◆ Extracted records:
= = = = = = =

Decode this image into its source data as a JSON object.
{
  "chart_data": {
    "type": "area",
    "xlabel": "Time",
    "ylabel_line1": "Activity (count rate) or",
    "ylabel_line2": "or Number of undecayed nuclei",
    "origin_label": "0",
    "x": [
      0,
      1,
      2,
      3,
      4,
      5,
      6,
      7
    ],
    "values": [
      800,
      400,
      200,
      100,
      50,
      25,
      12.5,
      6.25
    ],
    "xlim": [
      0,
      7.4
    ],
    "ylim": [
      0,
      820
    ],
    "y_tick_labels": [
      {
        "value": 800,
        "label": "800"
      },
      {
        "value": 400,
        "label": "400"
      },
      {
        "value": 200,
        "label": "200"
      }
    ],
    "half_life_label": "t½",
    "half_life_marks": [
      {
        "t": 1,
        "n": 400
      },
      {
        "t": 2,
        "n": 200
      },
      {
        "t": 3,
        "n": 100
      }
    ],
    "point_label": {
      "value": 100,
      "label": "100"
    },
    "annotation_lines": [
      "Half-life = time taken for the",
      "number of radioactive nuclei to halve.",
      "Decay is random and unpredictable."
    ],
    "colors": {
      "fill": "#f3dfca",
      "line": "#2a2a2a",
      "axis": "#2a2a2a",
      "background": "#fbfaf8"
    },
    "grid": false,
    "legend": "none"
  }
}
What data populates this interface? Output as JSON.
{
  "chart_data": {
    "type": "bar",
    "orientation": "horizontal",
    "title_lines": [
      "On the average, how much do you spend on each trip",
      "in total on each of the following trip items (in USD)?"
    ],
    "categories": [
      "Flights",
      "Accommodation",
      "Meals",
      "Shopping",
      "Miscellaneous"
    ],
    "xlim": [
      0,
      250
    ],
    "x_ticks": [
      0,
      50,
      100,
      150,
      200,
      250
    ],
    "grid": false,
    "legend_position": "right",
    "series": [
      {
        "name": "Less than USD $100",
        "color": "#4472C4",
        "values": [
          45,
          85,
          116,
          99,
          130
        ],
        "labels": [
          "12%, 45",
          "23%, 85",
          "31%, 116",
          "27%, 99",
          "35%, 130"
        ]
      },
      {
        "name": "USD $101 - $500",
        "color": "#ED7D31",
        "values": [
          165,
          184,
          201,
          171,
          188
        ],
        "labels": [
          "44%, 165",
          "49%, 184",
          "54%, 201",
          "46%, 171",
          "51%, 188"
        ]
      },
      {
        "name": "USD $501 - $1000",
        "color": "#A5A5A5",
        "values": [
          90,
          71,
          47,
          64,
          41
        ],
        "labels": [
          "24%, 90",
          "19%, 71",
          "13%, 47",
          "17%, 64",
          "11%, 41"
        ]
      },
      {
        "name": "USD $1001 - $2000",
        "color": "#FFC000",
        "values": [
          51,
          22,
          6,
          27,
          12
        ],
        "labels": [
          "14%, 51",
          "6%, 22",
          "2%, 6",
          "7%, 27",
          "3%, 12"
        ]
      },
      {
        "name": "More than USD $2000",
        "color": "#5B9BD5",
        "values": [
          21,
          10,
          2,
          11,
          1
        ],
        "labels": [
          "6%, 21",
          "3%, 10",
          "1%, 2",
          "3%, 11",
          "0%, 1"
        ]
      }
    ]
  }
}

= = = = = = =

◆ Aim:
All the entries above need to be reproduced exactly.

◆ Answer to this task:
Decode this image into its source data as a JSON object.
{
  "chart_data": {
    "type": "area",
    "xlabel": "Time",
    "ylabel_line1": "Activity (count rate) or",
    "ylabel_line2": "or Number of undecayed nuclei",
    "origin_label": "0",
    "x": [
      0,
      1,
      2,
      3,
      4,
      5,
      6,
      7
    ],
    "values": [
      800,
      400,
      200,
      100,
      50,
      25,
      12.5,
      6.25
    ],
    "xlim": [
      0,
      7.4
    ],
    "ylim": [
      0,
      820
    ],
    "y_tick_labels": [
      {
        "value": 800,
        "label": "800"
      },
      {
        "value": 400,
        "label": "400"
      },
      {
        "value": 200,
        "label": "200"
      }
    ],
    "half_life_label": "t½",
    "half_life_marks": [
      {
        "t": 1,
        "n": 400
      },
      {
        "t": 2,
        "n": 200
      },
      {
        "t": 3,
        "n": 100
      }
    ],
    "point_label": {
      "value": 100,
      "label": "100"
    },
    "annotation_lines": [
      "Half-life = time taken for the",
      "number of radioactive nuclei to halve.",
      "Decay is random and unpredictable."
    ],
    "colors": {
      "fill": "#f3dfca",
      "line": "#2a2a2a",
      "axis": "#2a2a2a",
      "background": "#fbfaf8"
    },
    "grid": false,
    "legend": "none"
  }
}
What data populates this interface? Output as JSON.
{
  "chart_data": {
    "type": "bar",
    "orientation": "horizontal",
    "title_lines": [
      "On the average, how much do you spend on each trip",
      "in total on each of the following trip items (in USD)?"
    ],
    "categories": [
      "Flights",
      "Accommodation",
      "Meals",
      "Shopping",
      "Miscellaneous"
    ],
    "xlim": [
      0,
      250
    ],
    "x_ticks": [
      0,
      50,
      100,
      150,
      200,
      250
    ],
    "grid": false,
    "legend_position": "right",
    "series": [
      {
        "name": "Less than USD $100",
        "color": "#4472C4",
        "values": [
          45,
          85,
          116,
          99,
          130
        ],
        "labels": [
          "12%, 45",
          "23%, 85",
          "31%, 116",
          "27%, 99",
          "35%, 130"
        ]
      },
      {
        "name": "USD $101 - $500",
        "color": "#ED7D31",
        "values": [
          165,
          184,
          201,
          171,
          188
        ],
        "labels": [
          "44%, 165",
          "49%, 184",
          "54%, 201",
          "46%, 171",
          "51%, 188"
        ]
      },
      {
        "name": "USD $501 - $1000",
        "color": "#A5A5A5",
        "values": [
          90,
          71,
          47,
          64,
          41
        ],
        "labels": [
          "24%, 90",
          "19%, 71",
          "13%, 47",
          "17%, 64",
          "11%, 41"
        ]
      },
      {
        "name": "USD $1001 - $2000",
        "color": "#FFC000",
        "values": [
          51,
          22,
          6,
          27,
          12
        ],
        "labels": [
          "14%, 51",
          "6%, 22",
          "2%, 6",
          "7%, 27",
          "3%, 12"
        ]
      },
      {
        "name": "More than USD $2000",
        "color": "#5B9BD5",
        "values": [
          21,
          10,
          2,
          11,
          1
        ],
        "labels": [
          "6%, 21",
          "3%, 10",
          "1%, 2",
          "3%, 11",
          "0%, 1"
        ]
      }
    ]
  }
}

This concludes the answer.